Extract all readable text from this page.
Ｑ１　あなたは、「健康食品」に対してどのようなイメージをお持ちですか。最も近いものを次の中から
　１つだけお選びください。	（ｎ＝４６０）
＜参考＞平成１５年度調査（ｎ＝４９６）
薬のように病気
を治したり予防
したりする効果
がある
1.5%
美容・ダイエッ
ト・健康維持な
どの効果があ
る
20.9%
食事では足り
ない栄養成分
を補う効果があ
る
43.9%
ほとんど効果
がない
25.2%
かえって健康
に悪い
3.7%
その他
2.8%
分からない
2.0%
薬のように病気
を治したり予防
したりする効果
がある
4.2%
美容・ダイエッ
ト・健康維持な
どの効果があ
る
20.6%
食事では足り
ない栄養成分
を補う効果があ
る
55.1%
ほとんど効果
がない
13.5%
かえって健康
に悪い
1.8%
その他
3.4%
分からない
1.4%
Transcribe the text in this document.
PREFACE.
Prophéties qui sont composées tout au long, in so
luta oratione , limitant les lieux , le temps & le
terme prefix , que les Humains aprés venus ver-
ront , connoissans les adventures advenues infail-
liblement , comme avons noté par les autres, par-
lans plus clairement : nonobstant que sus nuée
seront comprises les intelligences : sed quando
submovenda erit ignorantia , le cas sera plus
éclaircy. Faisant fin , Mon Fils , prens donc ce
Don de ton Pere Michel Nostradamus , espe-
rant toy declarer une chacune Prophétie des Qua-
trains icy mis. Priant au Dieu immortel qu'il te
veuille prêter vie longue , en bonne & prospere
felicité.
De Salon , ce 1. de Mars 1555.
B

• Written task: Write out exactly the final stretch of the records: the line containing "Transcribe the text in this document." and every line after it, through the last, and nothing else.

• Solution to the problem:
Transcribe the text in this document.
PREFACE.
Prophéties qui sont composées tout au long, in so
luta oratione , limitant les lieux , le temps & le
terme prefix , que les Humains aprés venus ver-
ront , connoissans les adventures advenues infail-
liblement , comme avons noté par les autres, par-
lans plus clairement : nonobstant que sus nuée
seront comprises les intelligences : sed quando
submovenda erit ignorantia , le cas sera plus
éclaircy. Faisant fin , Mon Fils , prens donc ce
Don de ton Pere Michel Nostradamus , espe-
rant toy declarer une chacune Prophétie des Qua-
trains icy mis. Priant au Dieu immortel qu'il te
veuille prêter vie longue , en bonne & prospere
felicité.
De Salon , ce 1. de Mars 1555.
B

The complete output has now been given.